Select, from the material below, each line with "value" in it.

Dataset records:
+++++

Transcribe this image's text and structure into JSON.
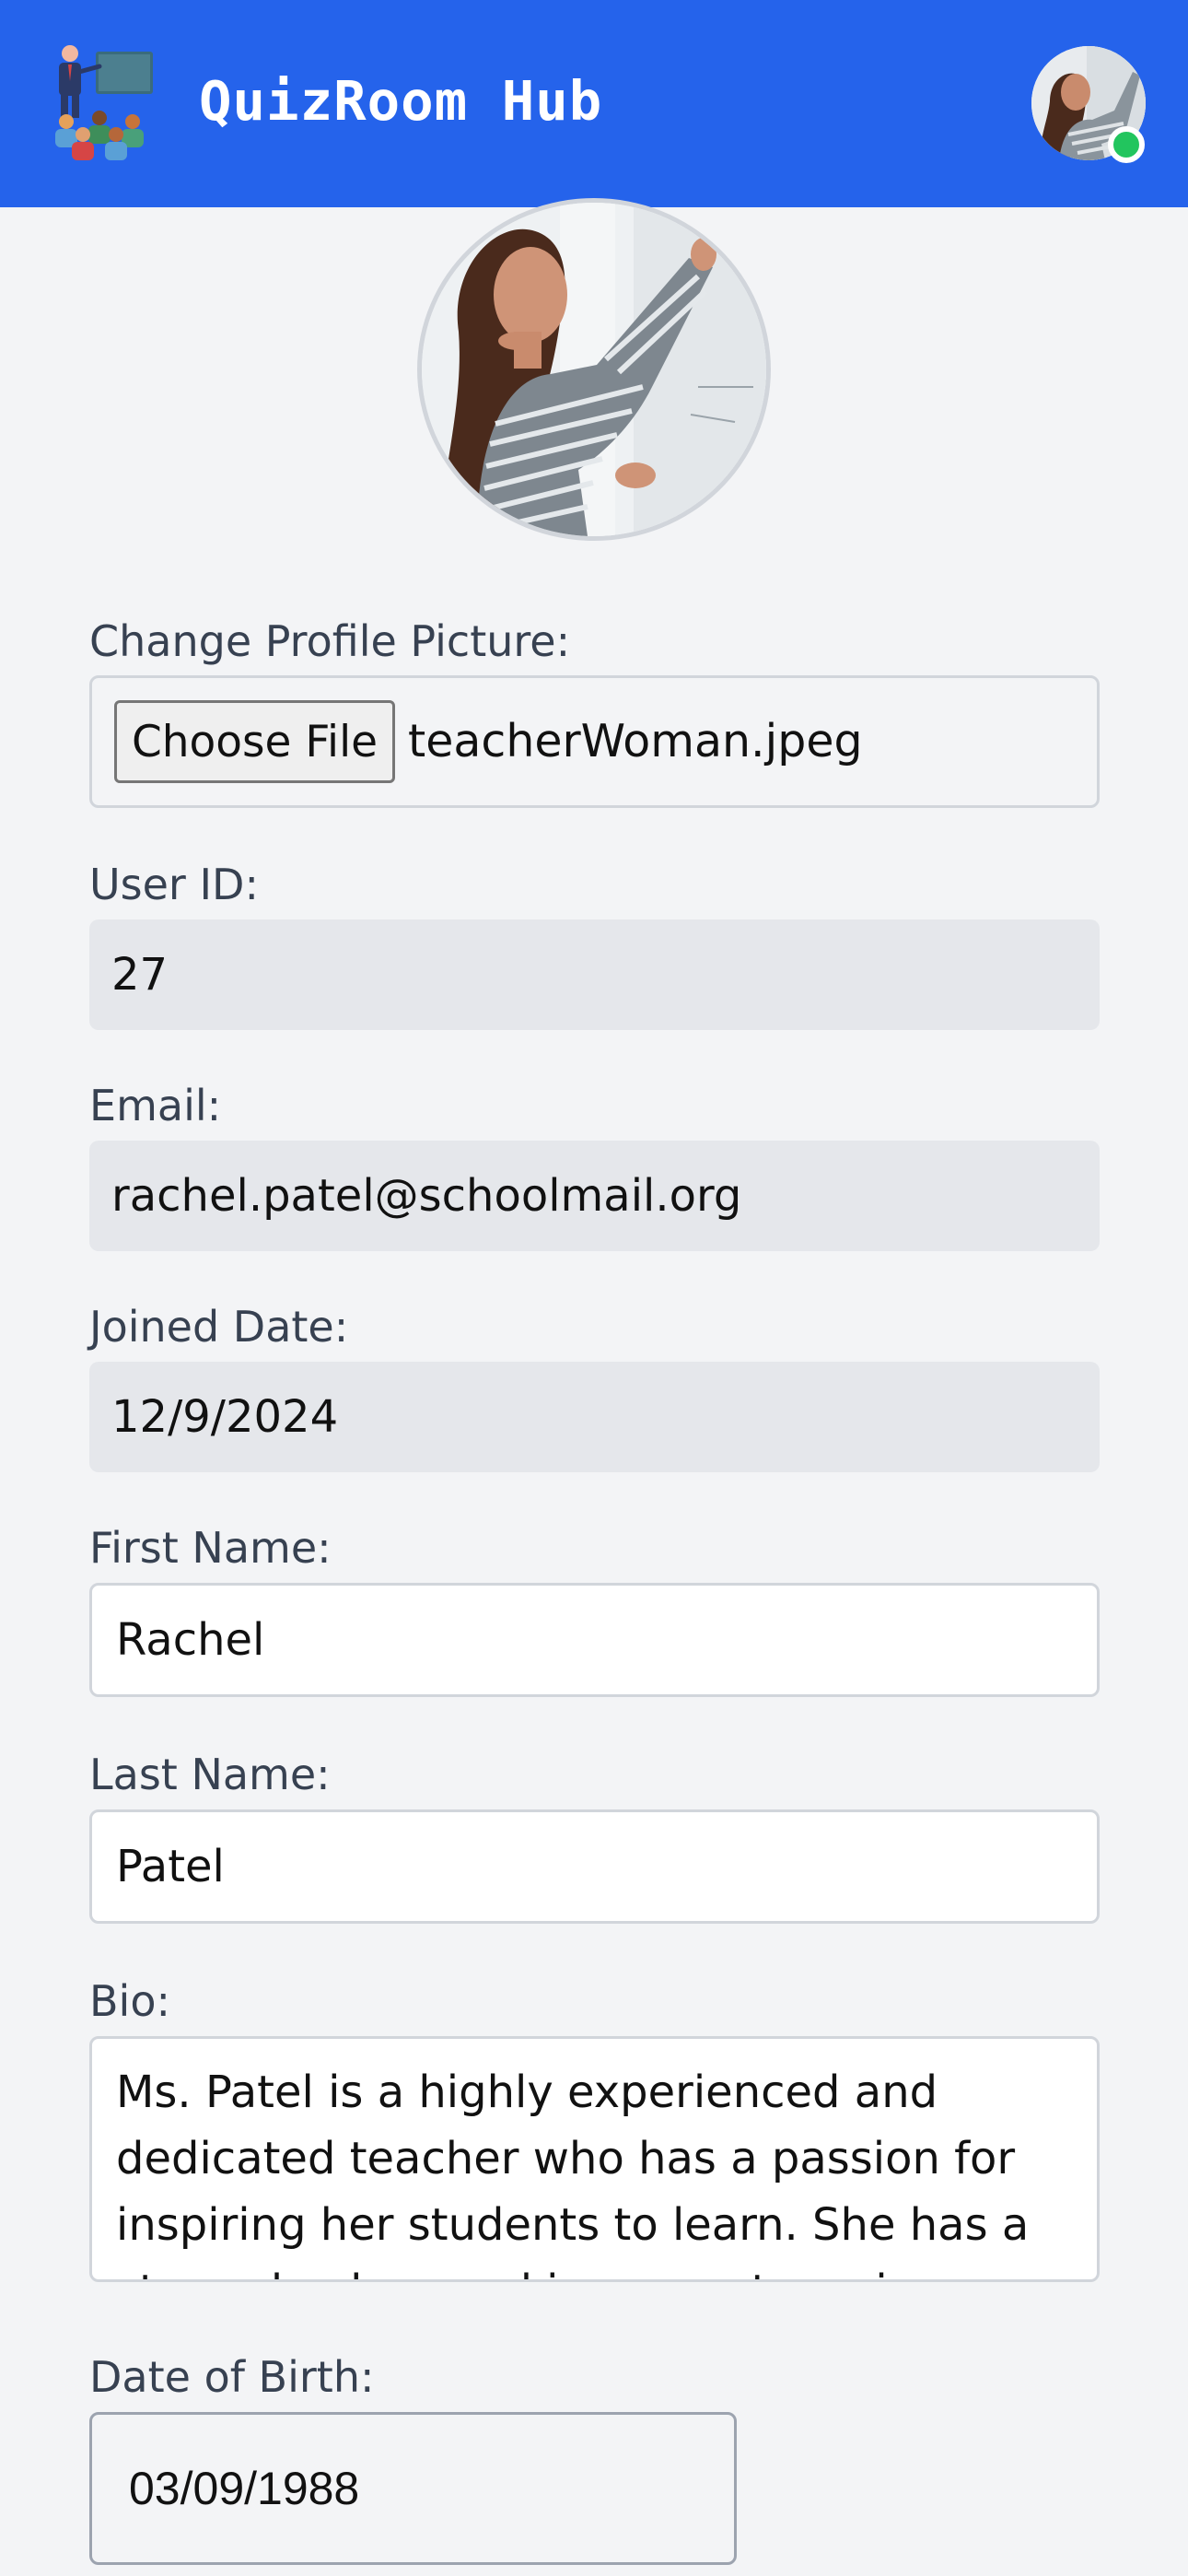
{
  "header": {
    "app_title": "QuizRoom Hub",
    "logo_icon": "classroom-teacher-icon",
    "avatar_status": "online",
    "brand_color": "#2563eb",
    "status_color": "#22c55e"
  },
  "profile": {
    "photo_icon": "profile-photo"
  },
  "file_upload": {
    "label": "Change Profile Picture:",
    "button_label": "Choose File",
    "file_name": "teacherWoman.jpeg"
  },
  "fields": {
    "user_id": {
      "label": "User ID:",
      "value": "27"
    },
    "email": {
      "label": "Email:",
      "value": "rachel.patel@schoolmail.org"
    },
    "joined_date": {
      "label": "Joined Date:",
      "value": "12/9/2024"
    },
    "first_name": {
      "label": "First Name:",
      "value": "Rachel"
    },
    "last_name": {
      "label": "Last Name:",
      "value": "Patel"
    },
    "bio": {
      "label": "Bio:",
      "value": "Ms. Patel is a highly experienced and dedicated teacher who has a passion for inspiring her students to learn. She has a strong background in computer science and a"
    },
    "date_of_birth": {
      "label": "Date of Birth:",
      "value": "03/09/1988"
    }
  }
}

+++++

■ **Answer to the problem**:
      "value": "27"
      "value": "rachel.patel@schoolmail.org"
      "value": "12/9/2024"
      "value": "Rachel"
      "value": "Patel"
      "value": "Ms. Patel is a highly experienced and dedicated teacher who has a passion for inspiring her students to learn. She has a strong background in computer science and a"
      "value": "03/09/1988"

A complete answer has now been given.